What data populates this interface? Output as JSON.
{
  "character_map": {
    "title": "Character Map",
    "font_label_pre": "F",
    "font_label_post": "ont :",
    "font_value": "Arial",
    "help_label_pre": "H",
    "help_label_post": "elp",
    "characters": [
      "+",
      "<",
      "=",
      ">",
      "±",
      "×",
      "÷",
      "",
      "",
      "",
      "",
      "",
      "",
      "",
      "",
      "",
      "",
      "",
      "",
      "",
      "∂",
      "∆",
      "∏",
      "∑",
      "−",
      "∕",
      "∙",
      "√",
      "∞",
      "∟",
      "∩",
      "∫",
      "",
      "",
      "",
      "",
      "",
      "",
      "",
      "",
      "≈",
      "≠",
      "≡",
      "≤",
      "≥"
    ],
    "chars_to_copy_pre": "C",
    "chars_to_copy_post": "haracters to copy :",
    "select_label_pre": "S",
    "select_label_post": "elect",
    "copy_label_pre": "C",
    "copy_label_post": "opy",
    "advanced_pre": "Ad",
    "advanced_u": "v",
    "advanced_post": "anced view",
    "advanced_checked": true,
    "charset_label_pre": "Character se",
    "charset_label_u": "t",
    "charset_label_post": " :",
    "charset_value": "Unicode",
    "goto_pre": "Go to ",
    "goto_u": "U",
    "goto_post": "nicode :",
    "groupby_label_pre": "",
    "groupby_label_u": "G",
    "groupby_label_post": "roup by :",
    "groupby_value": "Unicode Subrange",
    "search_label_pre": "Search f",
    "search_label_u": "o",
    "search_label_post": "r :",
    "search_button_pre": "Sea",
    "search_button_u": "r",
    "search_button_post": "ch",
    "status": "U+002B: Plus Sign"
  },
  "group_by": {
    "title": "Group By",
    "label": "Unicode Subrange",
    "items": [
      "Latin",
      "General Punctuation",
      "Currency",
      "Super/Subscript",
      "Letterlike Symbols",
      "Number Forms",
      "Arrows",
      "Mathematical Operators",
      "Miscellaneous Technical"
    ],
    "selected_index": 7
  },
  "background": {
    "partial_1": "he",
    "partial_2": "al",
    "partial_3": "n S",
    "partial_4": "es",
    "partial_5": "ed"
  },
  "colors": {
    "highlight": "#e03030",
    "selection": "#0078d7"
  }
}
◇ ◇ ◇ ◇ ◇ ◇ ◇
* [The problem]: Pull out every line of the records above that contains the word "Subrange".

* [Finished answer]:
    "groupby_value": "Unicode Subrange",
    "label": "Unicode Subrange",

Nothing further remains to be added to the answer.